Extract –
Postby Jeff » Sat Mar 07, 2009 9:35 pm

'He's no revolutionary. Obama is a centrist'

Half a century after the fact, one of the Beat movement's few surviving stalwarts is turning 90 - and still in no mood to join the herd. For example, anyone expecting great things from the rise of Barack Obama 'will be sadly disappointed,' he tells Calvin White

CALVIN WHITE
The Globe and Mail, March 7, 2009

SAN FRANCISCO -- Allen Ginsberg and Jack Kerouac were the Beat Generation's most famous figures, but without the supportive and stabilizing intellect of Lawrence Ferlinghetti, it wouldn't have been nearly as influential as a literary movement.

A D-Day veteran (he commanded a vessel that guarded the invasion against submarines) with a PhD from the Sorbonne, he is a painter, a writer of plays, novels and poetry, and a translator of works from French and Italian. In 1998, he became San Francisco's first poet laureate.

As well, he has helped other artists find an audience since 1953, when he co-founded City Lights, the local bookstore and publishing house that vaulted to fame when it put out the poetic (to some, obscene) Ginsberg opus, Howl.

Today, of course, Mr. Ginsberg and Mr. Kerouac are long gone, but the acerbic wit and incisive observations of Mr. Ferlinghetti are alive and well. The upper windows of City Lights are plastered with hand-painted signs that declare: "Bring back the New Deal", "Single payer health care for all" and "U.S. out of Iraq now."

The owner is about to turn 90, but the Beat goes on.

I got a copy of A Coney Island of The Mind at a second-hand bookstore and was startled to see how prescient your poems were. It's remarkable how something 50 years old could be right on the money for today.

Yeah, there's this little poem in there called And The Arabs Ask Horrible Questions [laughs].

You've been through the Vietnam era, D-Day before that, communism falling. You've been through 9/11 and now Iraq. Where does your direction come from, the meaning in your life?

I didn't go through it. I was out here on the sidelines.

But you were involved. You were an activist. Your store today is an activist statement.

Did you see the signs in the windows? They say San Francisco is supposed to be the "Left Coast," but you don't see any political signs in any of the windows. I think ours is the only one. Like, "Indict and jail Bush and Cheney." ... I hope they don't let them get away with it, just say, "Let the past be bygones," that they have more important stuff to do .... let them get away with breaking international law and the U.S. Constitution and a few other things.

More philosophically, what sense of meaning or purpose has directed your life?

I don't know. This is like a graduate seminar. ... That's kind of impossible to answer. I'm trying to find out myself. ... No, seriously I'm more interested in my own creative work than being a social or political leader. Politics is a drag. It's a big bore. I write political poems or paint political paintings only when there's no alternative, when it has to be done. Though I'd rather not.

For one thing, if you write a political poem, you more or less condemn yourself to obscurity in a few years because the issue goes away. People don't even remember what the issue was and they read the poem and it doesn't mean anything to them. Quite often.

Given data –

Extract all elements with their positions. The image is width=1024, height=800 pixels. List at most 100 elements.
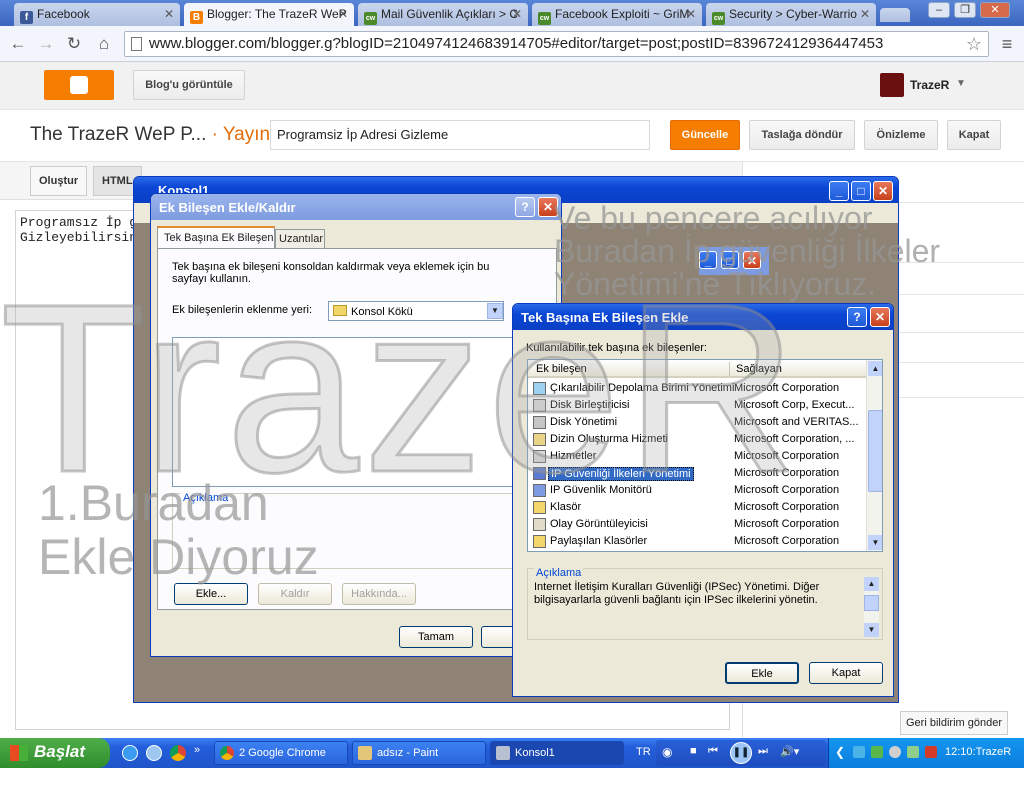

Objective – Write out the passage of the Ferlinghetti interview word for word, from "I didn't go" up to and including "few other things.". The data has no connection to the interview with Lawrence Ferlinghetti.

The solution –
I didn't go through it. I was out here on the sidelines.

But you were involved. You were an activist. Your store today is an activist statement.

Did you see the signs in the windows? They say San Francisco is supposed to be the "Left Coast," but you don't see any political signs in any of the windows. I think ours is the only one. Like, "Indict and jail Bush and Cheney." ... I hope they don't let them get away with it, just say, "Let the past be bygones," that they have more important stuff to do .... let them get away with breaking international law and the U.S. Constitution and a few other things.